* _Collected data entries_
*-*-*

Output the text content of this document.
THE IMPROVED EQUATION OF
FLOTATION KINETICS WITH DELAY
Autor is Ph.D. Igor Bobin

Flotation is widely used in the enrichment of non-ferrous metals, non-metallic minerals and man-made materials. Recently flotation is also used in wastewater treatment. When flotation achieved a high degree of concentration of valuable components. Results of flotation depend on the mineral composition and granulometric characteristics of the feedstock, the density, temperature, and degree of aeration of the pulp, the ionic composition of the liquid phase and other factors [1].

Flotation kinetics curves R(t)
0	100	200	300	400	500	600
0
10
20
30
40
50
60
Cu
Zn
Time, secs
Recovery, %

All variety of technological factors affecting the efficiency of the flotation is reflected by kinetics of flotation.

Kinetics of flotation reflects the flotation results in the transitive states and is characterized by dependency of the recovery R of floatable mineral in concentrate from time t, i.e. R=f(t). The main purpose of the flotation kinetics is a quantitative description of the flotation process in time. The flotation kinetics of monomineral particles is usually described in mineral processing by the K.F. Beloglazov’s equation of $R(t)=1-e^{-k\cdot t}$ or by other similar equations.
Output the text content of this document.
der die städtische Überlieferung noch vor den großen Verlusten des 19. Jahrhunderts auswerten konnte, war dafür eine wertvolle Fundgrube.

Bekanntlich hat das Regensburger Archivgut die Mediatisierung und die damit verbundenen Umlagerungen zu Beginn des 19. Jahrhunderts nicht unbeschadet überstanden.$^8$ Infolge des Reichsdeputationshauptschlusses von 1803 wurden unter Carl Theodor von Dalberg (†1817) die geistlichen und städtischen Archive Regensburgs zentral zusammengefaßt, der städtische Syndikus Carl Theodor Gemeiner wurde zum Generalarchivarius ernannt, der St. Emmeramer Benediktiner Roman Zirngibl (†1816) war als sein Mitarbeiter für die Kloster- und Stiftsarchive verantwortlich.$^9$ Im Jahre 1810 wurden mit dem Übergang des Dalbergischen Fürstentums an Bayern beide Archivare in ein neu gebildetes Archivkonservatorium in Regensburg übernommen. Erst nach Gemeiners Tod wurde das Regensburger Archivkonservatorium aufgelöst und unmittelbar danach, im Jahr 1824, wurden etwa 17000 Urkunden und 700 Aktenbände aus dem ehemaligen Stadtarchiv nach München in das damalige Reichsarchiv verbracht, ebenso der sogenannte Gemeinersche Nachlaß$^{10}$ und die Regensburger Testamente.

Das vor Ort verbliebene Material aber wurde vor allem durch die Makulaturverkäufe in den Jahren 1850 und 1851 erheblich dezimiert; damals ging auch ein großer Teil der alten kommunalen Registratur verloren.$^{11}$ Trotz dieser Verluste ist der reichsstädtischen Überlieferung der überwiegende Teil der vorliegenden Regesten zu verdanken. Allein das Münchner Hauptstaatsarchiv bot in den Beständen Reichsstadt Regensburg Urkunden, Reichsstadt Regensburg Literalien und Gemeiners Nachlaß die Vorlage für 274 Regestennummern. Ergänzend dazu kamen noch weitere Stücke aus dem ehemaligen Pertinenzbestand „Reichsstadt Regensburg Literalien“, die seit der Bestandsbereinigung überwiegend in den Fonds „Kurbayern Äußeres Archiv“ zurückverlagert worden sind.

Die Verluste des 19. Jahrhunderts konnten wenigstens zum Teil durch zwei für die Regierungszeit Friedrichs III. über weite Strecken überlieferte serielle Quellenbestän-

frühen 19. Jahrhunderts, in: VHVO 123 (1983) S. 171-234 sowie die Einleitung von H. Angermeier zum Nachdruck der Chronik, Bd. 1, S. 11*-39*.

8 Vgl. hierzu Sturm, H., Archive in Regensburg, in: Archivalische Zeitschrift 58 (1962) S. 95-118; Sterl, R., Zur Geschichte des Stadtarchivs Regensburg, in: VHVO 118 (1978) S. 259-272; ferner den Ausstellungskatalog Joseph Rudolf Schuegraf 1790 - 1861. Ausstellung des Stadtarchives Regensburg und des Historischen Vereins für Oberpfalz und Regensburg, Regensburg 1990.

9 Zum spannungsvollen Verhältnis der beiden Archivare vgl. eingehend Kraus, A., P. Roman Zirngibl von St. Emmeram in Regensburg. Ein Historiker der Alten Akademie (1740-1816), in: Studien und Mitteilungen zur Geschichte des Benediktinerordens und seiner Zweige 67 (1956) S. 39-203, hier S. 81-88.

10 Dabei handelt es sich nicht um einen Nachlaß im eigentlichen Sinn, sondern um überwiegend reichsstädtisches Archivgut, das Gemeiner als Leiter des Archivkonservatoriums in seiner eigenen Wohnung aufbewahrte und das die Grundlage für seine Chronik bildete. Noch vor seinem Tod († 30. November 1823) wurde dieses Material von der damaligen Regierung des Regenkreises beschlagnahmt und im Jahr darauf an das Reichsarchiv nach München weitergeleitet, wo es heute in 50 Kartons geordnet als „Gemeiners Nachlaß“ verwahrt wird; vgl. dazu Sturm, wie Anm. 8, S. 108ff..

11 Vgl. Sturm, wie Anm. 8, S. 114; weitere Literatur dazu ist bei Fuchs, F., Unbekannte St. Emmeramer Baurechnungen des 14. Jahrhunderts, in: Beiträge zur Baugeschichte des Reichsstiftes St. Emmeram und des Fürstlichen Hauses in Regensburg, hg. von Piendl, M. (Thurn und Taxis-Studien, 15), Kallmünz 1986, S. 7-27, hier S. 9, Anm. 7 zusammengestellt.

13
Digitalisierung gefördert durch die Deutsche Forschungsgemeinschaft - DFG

*-*-*

* _Problem statement_
Transcribe each record exactly. Leave nothing out.

* _Response to this task_
Output the text content of this document.
THE IMPROVED EQUATION OF
FLOTATION KINETICS WITH DELAY
Autor is Ph.D. Igor Bobin

Flotation is widely used in the enrichment of non-ferrous metals, non-metallic minerals and man-made materials. Recently flotation is also used in wastewater treatment. When flotation achieved a high degree of concentration of valuable components. Results of flotation depend on the mineral composition and granulometric characteristics of the feedstock, the density, temperature, and degree of aeration of the pulp, the ionic composition of the liquid phase and other factors [1].

Flotation kinetics curves R(t)
0	100	200	300	400	500	600
0
10
20
30
40
50
60
Cu
Zn
Time, secs
Recovery, %

All variety of technological factors affecting the efficiency of the flotation is reflected by kinetics of flotation.

Kinetics of flotation reflects the flotation results in the transitive states and is characterized by dependency of the recovery R of floatable mineral in concentrate from time t, i.e. R=f(t). The main purpose of the flotation kinetics is a quantitative description of the flotation process in time. The flotation kinetics of monomineral particles is usually described in mineral processing by the K.F. Beloglazov’s equation of $R(t)=1-e^{-k\cdot t}$ or by other similar equations.
Output the text content of this document.
der die städtische Überlieferung noch vor den großen Verlusten des 19. Jahrhunderts auswerten konnte, war dafür eine wertvolle Fundgrube.

Bekanntlich hat das Regensburger Archivgut die Mediatisierung und die damit verbundenen Umlagerungen zu Beginn des 19. Jahrhunderts nicht unbeschadet überstanden.$^8$ Infolge des Reichsdeputationshauptschlusses von 1803 wurden unter Carl Theodor von Dalberg (†1817) die geistlichen und städtischen Archive Regensburgs zentral zusammengefaßt, der städtische Syndikus Carl Theodor Gemeiner wurde zum Generalarchivarius ernannt, der St. Emmeramer Benediktiner Roman Zirngibl (†1816) war als sein Mitarbeiter für die Kloster- und Stiftsarchive verantwortlich.$^9$ Im Jahre 1810 wurden mit dem Übergang des Dalbergischen Fürstentums an Bayern beide Archivare in ein neu gebildetes Archivkonservatorium in Regensburg übernommen. Erst nach Gemeiners Tod wurde das Regensburger Archivkonservatorium aufgelöst und unmittelbar danach, im Jahr 1824, wurden etwa 17000 Urkunden und 700 Aktenbände aus dem ehemaligen Stadtarchiv nach München in das damalige Reichsarchiv verbracht, ebenso der sogenannte Gemeinersche Nachlaß$^{10}$ und die Regensburger Testamente.

Das vor Ort verbliebene Material aber wurde vor allem durch die Makulaturverkäufe in den Jahren 1850 und 1851 erheblich dezimiert; damals ging auch ein großer Teil der alten kommunalen Registratur verloren.$^{11}$ Trotz dieser Verluste ist der reichsstädtischen Überlieferung der überwiegende Teil der vorliegenden Regesten zu verdanken. Allein das Münchner Hauptstaatsarchiv bot in den Beständen Reichsstadt Regensburg Urkunden, Reichsstadt Regensburg Literalien und Gemeiners Nachlaß die Vorlage für 274 Regestennummern. Ergänzend dazu kamen noch weitere Stücke aus dem ehemaligen Pertinenzbestand „Reichsstadt Regensburg Literalien“, die seit der Bestandsbereinigung überwiegend in den Fonds „Kurbayern Äußeres Archiv“ zurückverlagert worden sind.

Die Verluste des 19. Jahrhunderts konnten wenigstens zum Teil durch zwei für die Regierungszeit Friedrichs III. über weite Strecken überlieferte serielle Quellenbestän-

frühen 19. Jahrhunderts, in: VHVO 123 (1983) S. 171-234 sowie die Einleitung von H. Angermeier zum Nachdruck der Chronik, Bd. 1, S. 11*-39*.

8 Vgl. hierzu Sturm, H., Archive in Regensburg, in: Archivalische Zeitschrift 58 (1962) S. 95-118; Sterl, R., Zur Geschichte des Stadtarchivs Regensburg, in: VHVO 118 (1978) S. 259-272; ferner den Ausstellungskatalog Joseph Rudolf Schuegraf 1790 - 1861. Ausstellung des Stadtarchives Regensburg und des Historischen Vereins für Oberpfalz und Regensburg, Regensburg 1990.

9 Zum spannungsvollen Verhältnis der beiden Archivare vgl. eingehend Kraus, A., P. Roman Zirngibl von St. Emmeram in Regensburg. Ein Historiker der Alten Akademie (1740-1816), in: Studien und Mitteilungen zur Geschichte des Benediktinerordens und seiner Zweige 67 (1956) S. 39-203, hier S. 81-88.

10 Dabei handelt es sich nicht um einen Nachlaß im eigentlichen Sinn, sondern um überwiegend reichsstädtisches Archivgut, das Gemeiner als Leiter des Archivkonservatoriums in seiner eigenen Wohnung aufbewahrte und das die Grundlage für seine Chronik bildete. Noch vor seinem Tod († 30. November 1823) wurde dieses Material von der damaligen Regierung des Regenkreises beschlagnahmt und im Jahr darauf an das Reichsarchiv nach München weitergeleitet, wo es heute in 50 Kartons geordnet als „Gemeiners Nachlaß“ verwahrt wird; vgl. dazu Sturm, wie Anm. 8, S. 108ff..

11 Vgl. Sturm, wie Anm. 8, S. 114; weitere Literatur dazu ist bei Fuchs, F., Unbekannte St. Emmeramer Baurechnungen des 14. Jahrhunderts, in: Beiträge zur Baugeschichte des Reichsstiftes St. Emmeram und des Fürstlichen Hauses in Regensburg, hg. von Piendl, M. (Thurn und Taxis-Studien, 15), Kallmünz 1986, S. 7-27, hier S. 9, Anm. 7 zusammengestellt.

13
Digitalisierung gefördert durch die Deutsche Forschungsgemeinschaft - DFG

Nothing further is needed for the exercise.